▶ Material provided
* * * * * * * * *

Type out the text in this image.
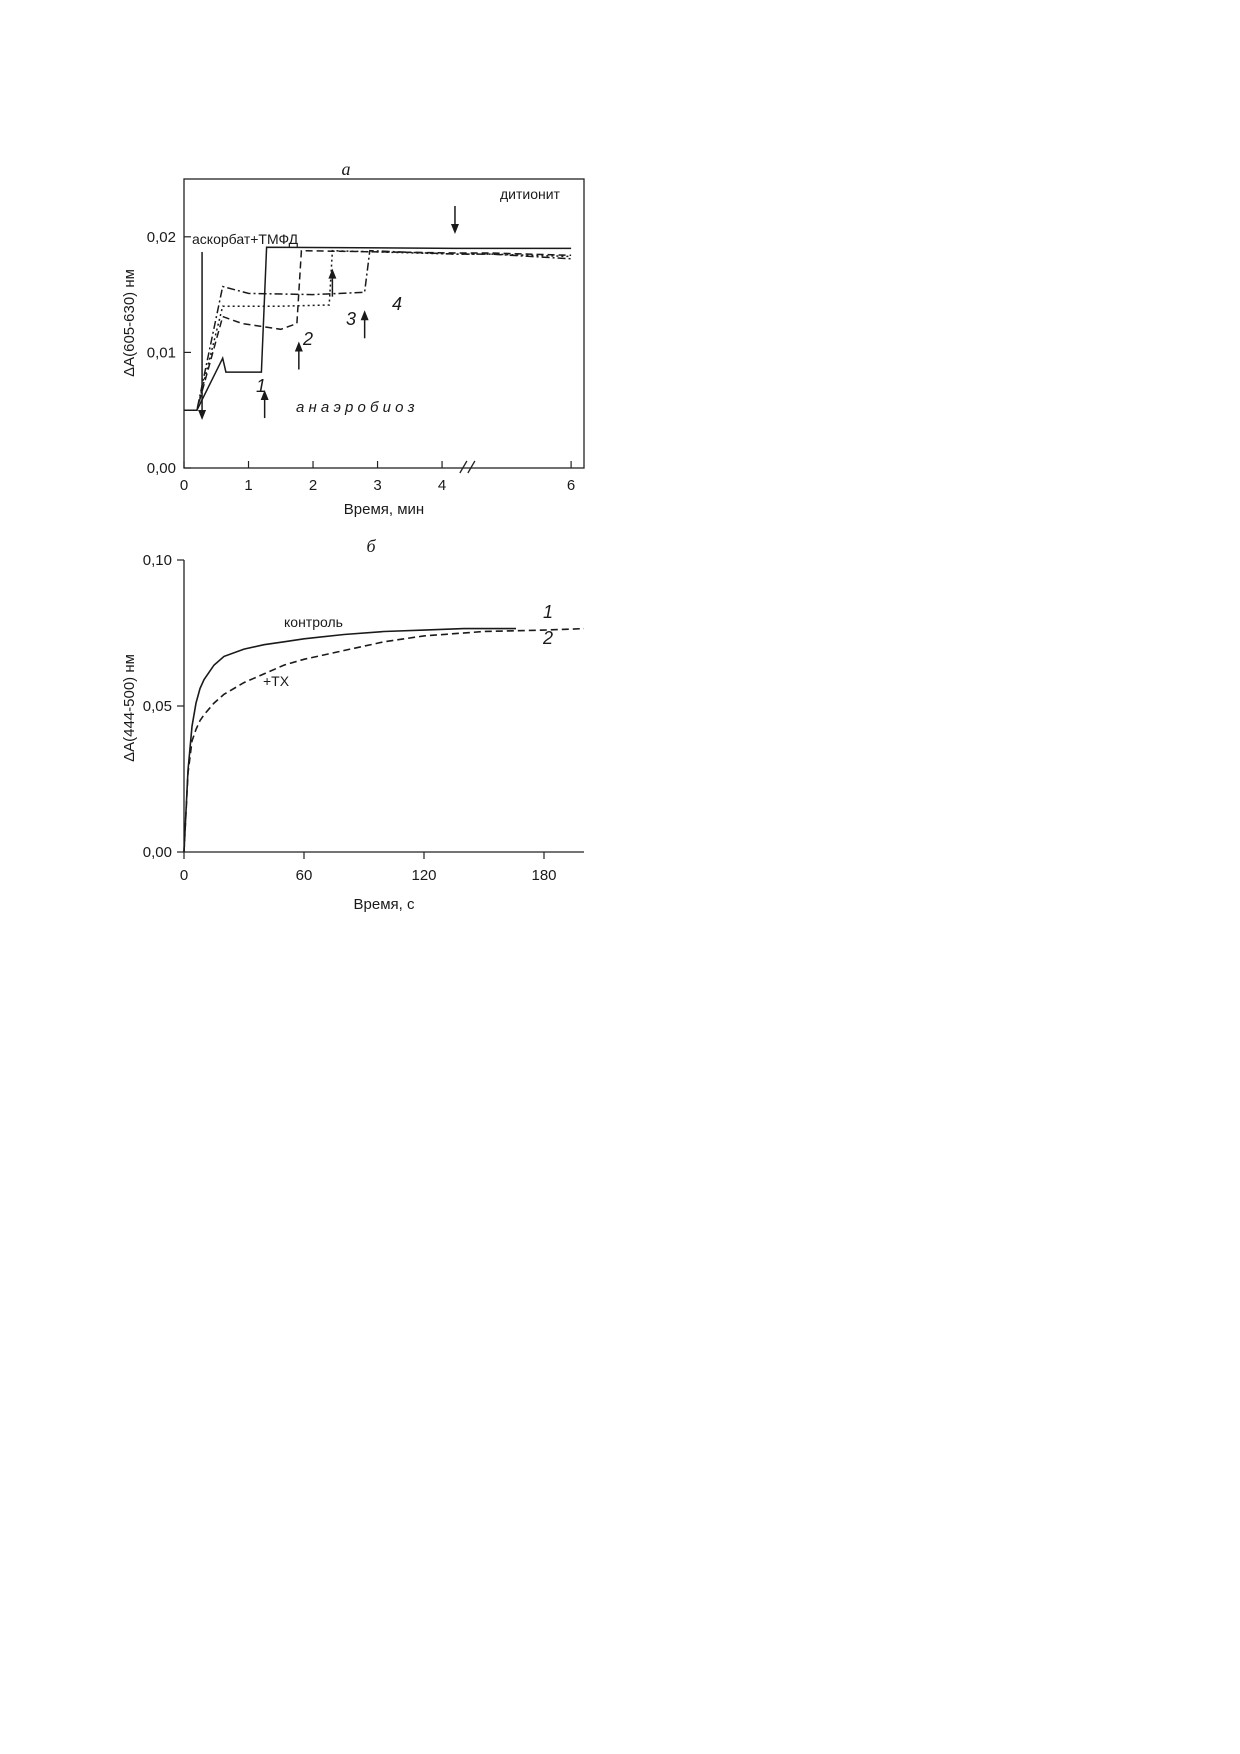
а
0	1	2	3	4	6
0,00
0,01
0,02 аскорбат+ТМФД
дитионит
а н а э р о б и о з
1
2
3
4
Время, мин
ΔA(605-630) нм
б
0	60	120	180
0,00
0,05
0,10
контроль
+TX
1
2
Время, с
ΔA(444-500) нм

* * * * * * * * *

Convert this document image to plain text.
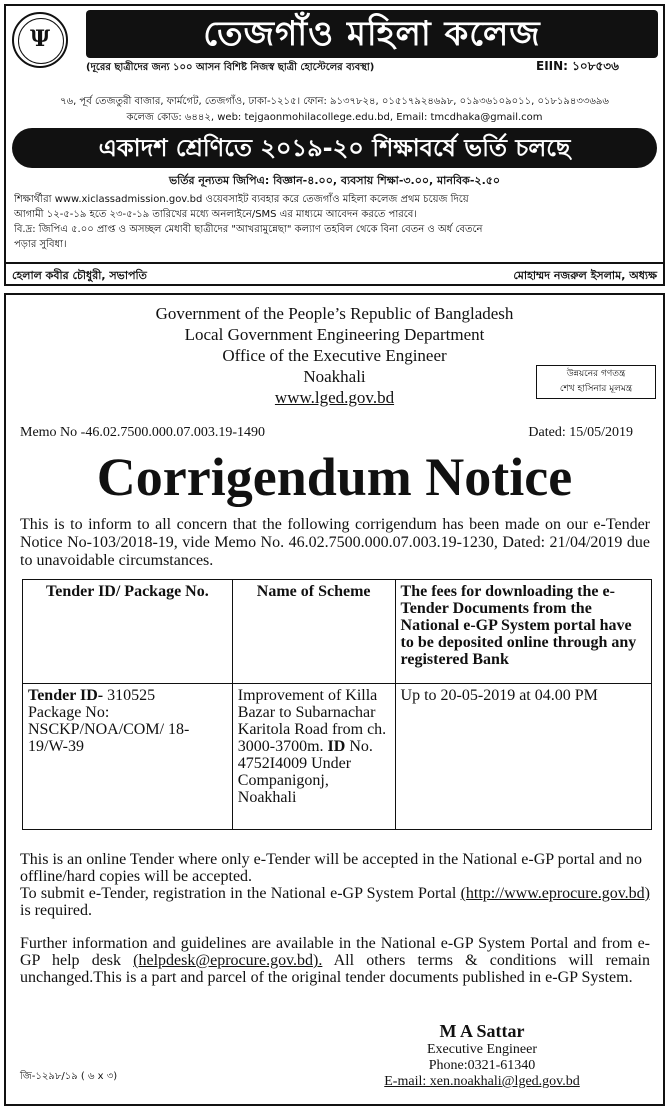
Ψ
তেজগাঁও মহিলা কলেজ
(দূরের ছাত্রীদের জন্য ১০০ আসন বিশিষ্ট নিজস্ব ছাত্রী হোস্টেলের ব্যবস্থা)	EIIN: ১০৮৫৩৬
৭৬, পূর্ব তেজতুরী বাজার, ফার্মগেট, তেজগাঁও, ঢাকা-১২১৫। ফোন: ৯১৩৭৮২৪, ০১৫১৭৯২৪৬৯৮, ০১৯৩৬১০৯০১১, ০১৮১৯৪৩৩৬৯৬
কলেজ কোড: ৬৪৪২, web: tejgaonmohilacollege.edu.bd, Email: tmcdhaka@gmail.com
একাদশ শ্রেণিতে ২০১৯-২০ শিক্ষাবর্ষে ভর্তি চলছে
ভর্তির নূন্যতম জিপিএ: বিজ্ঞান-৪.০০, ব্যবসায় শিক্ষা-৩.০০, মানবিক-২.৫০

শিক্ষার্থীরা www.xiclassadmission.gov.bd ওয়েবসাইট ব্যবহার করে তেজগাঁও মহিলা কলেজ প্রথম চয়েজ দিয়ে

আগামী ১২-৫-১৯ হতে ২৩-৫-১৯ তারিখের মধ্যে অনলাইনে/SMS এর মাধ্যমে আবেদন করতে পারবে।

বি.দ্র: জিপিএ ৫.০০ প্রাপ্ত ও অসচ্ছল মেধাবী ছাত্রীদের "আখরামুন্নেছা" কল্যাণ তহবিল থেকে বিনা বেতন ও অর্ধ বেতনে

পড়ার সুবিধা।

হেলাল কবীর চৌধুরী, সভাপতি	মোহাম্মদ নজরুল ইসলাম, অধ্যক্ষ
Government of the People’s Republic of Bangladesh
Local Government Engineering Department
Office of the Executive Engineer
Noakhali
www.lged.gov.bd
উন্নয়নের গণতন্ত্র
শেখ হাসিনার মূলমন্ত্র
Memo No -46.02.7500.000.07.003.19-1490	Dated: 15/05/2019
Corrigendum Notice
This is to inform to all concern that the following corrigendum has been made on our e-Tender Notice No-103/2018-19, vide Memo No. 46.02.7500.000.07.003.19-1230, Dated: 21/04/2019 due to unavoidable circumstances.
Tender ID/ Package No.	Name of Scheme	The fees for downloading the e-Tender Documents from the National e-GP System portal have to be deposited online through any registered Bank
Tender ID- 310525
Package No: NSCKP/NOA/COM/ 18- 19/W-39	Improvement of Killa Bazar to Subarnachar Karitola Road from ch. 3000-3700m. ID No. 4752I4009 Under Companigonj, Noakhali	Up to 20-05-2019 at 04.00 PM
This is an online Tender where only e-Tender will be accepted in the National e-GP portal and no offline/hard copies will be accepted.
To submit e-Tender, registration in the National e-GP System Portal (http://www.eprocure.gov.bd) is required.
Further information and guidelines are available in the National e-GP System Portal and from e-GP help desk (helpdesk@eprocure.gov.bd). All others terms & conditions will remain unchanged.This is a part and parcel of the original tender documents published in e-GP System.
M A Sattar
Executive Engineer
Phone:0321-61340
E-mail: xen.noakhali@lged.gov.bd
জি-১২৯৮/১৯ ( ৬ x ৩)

* * * * * * * * *

▶ Task details
Say how many lines in the records hold "image", with the number as the whole reply.

▶ Answer to this task
2